++++ DATASET ROWS

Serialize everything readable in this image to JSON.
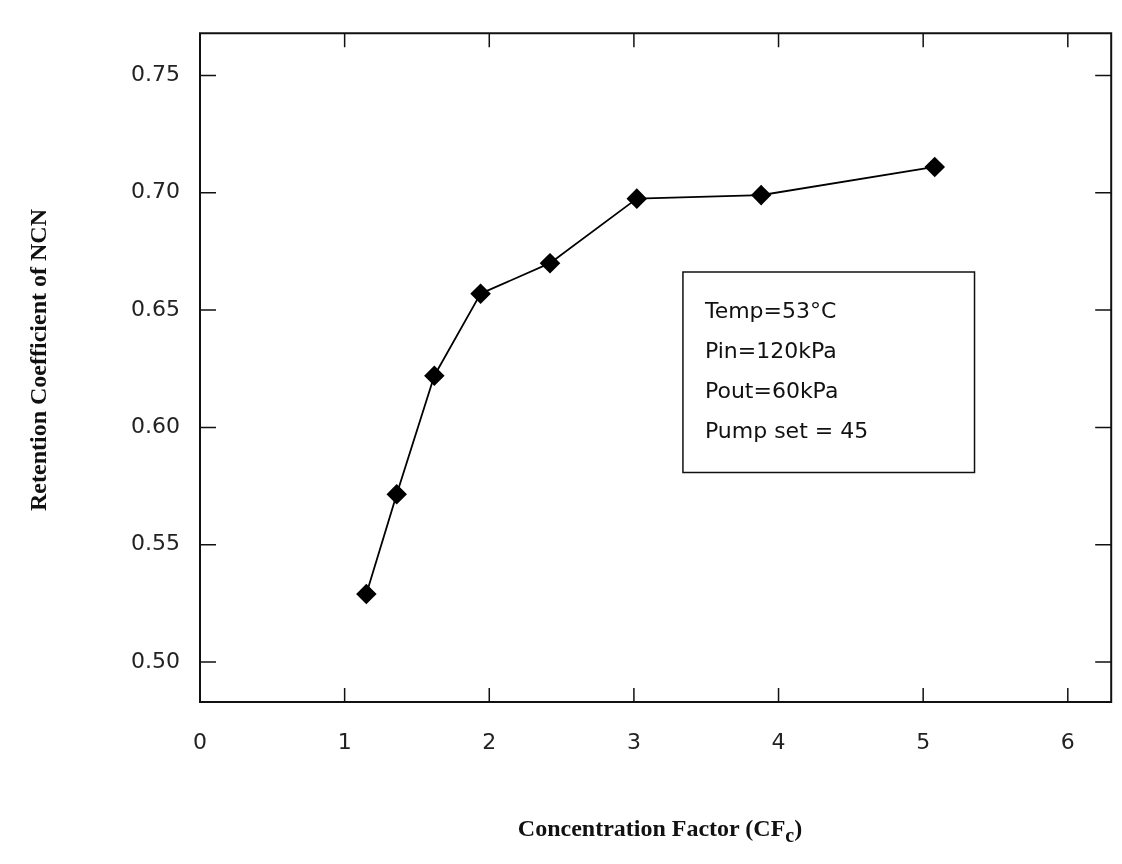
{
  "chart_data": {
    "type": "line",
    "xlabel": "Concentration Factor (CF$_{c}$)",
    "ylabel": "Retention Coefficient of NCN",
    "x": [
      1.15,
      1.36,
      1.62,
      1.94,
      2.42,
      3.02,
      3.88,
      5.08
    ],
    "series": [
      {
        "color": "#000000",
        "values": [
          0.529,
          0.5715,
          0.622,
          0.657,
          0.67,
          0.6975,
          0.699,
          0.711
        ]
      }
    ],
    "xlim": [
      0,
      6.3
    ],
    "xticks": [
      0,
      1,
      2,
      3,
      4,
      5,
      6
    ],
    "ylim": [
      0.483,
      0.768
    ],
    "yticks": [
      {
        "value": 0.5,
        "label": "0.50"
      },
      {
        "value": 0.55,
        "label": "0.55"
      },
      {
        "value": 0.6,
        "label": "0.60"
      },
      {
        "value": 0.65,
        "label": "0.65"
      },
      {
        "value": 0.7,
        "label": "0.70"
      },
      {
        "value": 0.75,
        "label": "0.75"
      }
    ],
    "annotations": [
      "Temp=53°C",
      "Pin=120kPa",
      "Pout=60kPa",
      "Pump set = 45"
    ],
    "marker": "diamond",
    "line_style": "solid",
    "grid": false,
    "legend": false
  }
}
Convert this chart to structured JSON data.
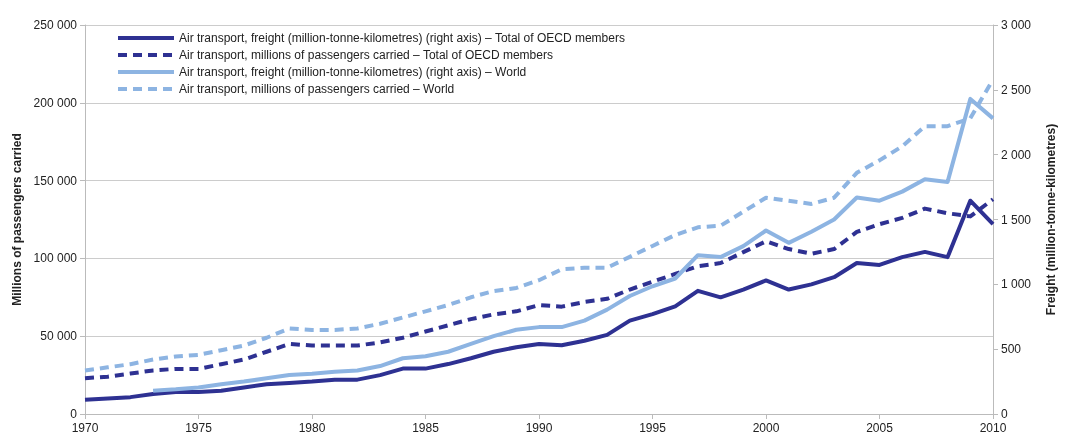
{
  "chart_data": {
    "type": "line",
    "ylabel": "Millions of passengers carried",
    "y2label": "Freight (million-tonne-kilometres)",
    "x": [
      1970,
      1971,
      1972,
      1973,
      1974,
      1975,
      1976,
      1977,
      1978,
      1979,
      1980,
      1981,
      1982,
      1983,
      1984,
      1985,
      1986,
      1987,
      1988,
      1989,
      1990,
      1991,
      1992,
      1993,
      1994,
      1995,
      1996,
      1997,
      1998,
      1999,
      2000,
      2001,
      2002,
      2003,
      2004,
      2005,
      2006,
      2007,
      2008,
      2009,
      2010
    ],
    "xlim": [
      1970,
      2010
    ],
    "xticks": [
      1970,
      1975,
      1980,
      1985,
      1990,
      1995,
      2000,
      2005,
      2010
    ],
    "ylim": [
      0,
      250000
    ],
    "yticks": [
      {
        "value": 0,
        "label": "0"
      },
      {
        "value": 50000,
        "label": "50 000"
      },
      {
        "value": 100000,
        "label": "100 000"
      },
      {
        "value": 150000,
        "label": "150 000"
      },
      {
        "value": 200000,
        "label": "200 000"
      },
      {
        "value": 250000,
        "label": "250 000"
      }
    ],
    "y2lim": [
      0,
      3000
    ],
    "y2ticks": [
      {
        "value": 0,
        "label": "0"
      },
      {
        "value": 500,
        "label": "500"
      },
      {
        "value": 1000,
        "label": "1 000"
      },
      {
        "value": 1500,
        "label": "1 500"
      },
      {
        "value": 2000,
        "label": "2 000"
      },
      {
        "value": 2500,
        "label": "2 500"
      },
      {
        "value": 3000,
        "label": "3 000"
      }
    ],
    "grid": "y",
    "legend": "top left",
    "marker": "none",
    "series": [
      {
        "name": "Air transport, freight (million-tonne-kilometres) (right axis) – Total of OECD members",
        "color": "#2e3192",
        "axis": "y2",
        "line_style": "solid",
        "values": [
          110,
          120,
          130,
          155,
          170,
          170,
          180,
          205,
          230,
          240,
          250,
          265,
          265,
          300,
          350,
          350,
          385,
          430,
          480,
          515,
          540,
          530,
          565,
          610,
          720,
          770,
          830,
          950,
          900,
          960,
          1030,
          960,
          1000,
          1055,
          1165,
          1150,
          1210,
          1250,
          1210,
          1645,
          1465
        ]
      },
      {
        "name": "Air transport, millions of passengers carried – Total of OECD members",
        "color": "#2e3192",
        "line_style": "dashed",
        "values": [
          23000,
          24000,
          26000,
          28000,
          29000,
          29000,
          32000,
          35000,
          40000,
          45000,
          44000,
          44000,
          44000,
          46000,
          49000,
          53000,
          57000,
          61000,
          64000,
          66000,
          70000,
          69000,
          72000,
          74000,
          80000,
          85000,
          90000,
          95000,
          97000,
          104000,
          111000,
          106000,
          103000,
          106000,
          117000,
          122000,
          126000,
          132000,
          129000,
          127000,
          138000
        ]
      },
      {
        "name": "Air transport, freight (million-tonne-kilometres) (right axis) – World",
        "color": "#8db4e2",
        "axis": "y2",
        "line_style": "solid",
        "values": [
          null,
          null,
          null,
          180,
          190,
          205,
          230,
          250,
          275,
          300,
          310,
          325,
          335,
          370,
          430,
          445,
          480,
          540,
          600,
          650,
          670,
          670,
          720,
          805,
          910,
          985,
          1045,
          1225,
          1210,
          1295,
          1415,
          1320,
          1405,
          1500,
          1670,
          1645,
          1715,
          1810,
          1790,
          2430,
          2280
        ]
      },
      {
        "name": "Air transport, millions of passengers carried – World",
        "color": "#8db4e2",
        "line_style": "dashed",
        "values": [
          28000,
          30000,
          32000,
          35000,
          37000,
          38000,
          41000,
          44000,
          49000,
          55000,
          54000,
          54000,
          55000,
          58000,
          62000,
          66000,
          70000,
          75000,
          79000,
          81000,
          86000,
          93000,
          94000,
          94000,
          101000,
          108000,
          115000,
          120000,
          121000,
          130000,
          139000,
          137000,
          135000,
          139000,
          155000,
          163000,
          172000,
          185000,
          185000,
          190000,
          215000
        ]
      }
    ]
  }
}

++++++++

TASK DIRECTIONS: Your task is to return the entries above exactly, with no pictures.

ANSWER TO THIS TASK:
Serialize everything readable in this image to JSON.
{
  "chart_data": {
    "type": "line",
    "xlabel": "Concentration Factor (CF$_{c}$)",
    "ylabel": "Retention Coefficient of NCN",
    "x": [
      1.15,
      1.36,
      1.62,
      1.94,
      2.42,
      3.02,
      3.88,
      5.08
    ],
    "series": [
      {
        "color": "#000000",
        "values": [
          0.529,
          0.5715,
          0.622,
          0.657,
          0.67,
          0.6975,
          0.699,
          0.711
        ]
      }
    ],
    "xlim": [
      0,
      6.3
    ],
    "xticks": [
      0,
      1,
      2,
      3,
      4,
      5,
      6
    ],
    "ylim": [
      0.483,
      0.768
    ],
    "yticks": [
      {
        "value": 0.5,
        "label": "0.50"
      },
      {
        "value": 0.55,
        "label": "0.55"
      },
      {
        "value": 0.6,
        "label": "0.60"
      },
      {
        "value": 0.65,
        "label": "0.65"
      },
      {
        "value": 0.7,
        "label": "0.70"
      },
      {
        "value": 0.75,
        "label": "0.75"
      }
    ],
    "annotations": [
      "Temp=53°C",
      "Pin=120kPa",
      "Pout=60kPa",
      "Pump set = 45"
    ],
    "marker": "diamond",
    "line_style": "solid",
    "grid": false,
    "legend": false
  }
}
Convert this chart to structured JSON data.
{
  "chart_data": {
    "type": "line",
    "ylabel": "Millions of passengers carried",
    "y2label": "Freight (million-tonne-kilometres)",
    "x": [
      1970,
      1971,
      1972,
      1973,
      1974,
      1975,
      1976,
      1977,
      1978,
      1979,
      1980,
      1981,
      1982,
      1983,
      1984,
      1985,
      1986,
      1987,
      1988,
      1989,
      1990,
      1991,
      1992,
      1993,
      1994,
      1995,
      1996,
      1997,
      1998,
      1999,
      2000,
      2001,
      2002,
      2003,
      2004,
      2005,
      2006,
      2007,
      2008,
      2009,
      2010
    ],
    "xlim": [
      1970,
      2010
    ],
    "xticks": [
      1970,
      1975,
      1980,
      1985,
      1990,
      1995,
      2000,
      2005,
      2010
    ],
    "ylim": [
      0,
      250000
    ],
    "yticks": [
      {
        "value": 0,
        "label": "0"
      },
      {
        "value": 50000,
        "label": "50 000"
      },
      {
        "value": 100000,
        "label": "100 000"
      },
      {
        "value": 150000,
        "label": "150 000"
      },
      {
        "value": 200000,
        "label": "200 000"
      },
      {
        "value": 250000,
        "label": "250 000"
      }
    ],
    "y2lim": [
      0,
      3000
    ],
    "y2ticks": [
      {
        "value": 0,
        "label": "0"
      },
      {
        "value": 500,
        "label": "500"
      },
      {
        "value": 1000,
        "label": "1 000"
      },
      {
        "value": 1500,
        "label": "1 500"
      },
      {
        "value": 2000,
        "label": "2 000"
      },
      {
        "value": 2500,
        "label": "2 500"
      },
      {
        "value": 3000,
        "label": "3 000"
      }
    ],
    "grid": "y",
    "legend": "top left",
    "marker": "none",
    "series": [
      {
        "name": "Air transport, freight (million-tonne-kilometres) (right axis) – Total of OECD members",
        "color": "#2e3192",
        "axis": "y2",
        "line_style": "solid",
        "values": [
          110,
          120,
          130,
          155,
          170,
          170,
          180,
          205,
          230,
          240,
          250,
          265,
          265,
          300,
          350,
          350,
          385,
          430,
          480,
          515,
          540,
          530,
          565,
          610,
          720,
          770,
          830,
          950,
          900,
          960,
          1030,
          960,
          1000,
          1055,
          1165,
          1150,
          1210,
          1250,
          1210,
          1645,
          1465
        ]
      },
      {
        "name": "Air transport, millions of passengers carried – Total of OECD members",
        "color": "#2e3192",
        "line_style": "dashed",
        "values": [
          23000,
          24000,
          26000,
          28000,
          29000,
          29000,
          32000,
          35000,
          40000,
          45000,
          44000,
          44000,
          44000,
          46000,
          49000,
          53000,
          57000,
          61000,
          64000,
          66000,
          70000,
          69000,
          72000,
          74000,
          80000,
          85000,
          90000,
          95000,
          97000,
          104000,
          111000,
          106000,
          103000,
          106000,
          117000,
          122000,
          126000,
          132000,
          129000,
          127000,
          138000
        ]
      },
      {
        "name": "Air transport, freight (million-tonne-kilometres) (right axis) – World",
        "color": "#8db4e2",
        "axis": "y2",
        "line_style": "solid",
        "values": [
          null,
          null,
          null,
          180,
          190,
          205,
          230,
          250,
          275,
          300,
          310,
          325,
          335,
          370,
          430,
          445,
          480,
          540,
          600,
          650,
          670,
          670,
          720,
          805,
          910,
          985,
          1045,
          1225,
          1210,
          1295,
          1415,
          1320,
          1405,
          1500,
          1670,
          1645,
          1715,
          1810,
          1790,
          2430,
          2280
        ]
      },
      {
        "name": "Air transport, millions of passengers carried – World",
        "color": "#8db4e2",
        "line_style": "dashed",
        "values": [
          28000,
          30000,
          32000,
          35000,
          37000,
          38000,
          41000,
          44000,
          49000,
          55000,
          54000,
          54000,
          55000,
          58000,
          62000,
          66000,
          70000,
          75000,
          79000,
          81000,
          86000,
          93000,
          94000,
          94000,
          101000,
          108000,
          115000,
          120000,
          121000,
          130000,
          139000,
          137000,
          135000,
          139000,
          155000,
          163000,
          172000,
          185000,
          185000,
          190000,
          215000
        ]
      }
    ]
  }
}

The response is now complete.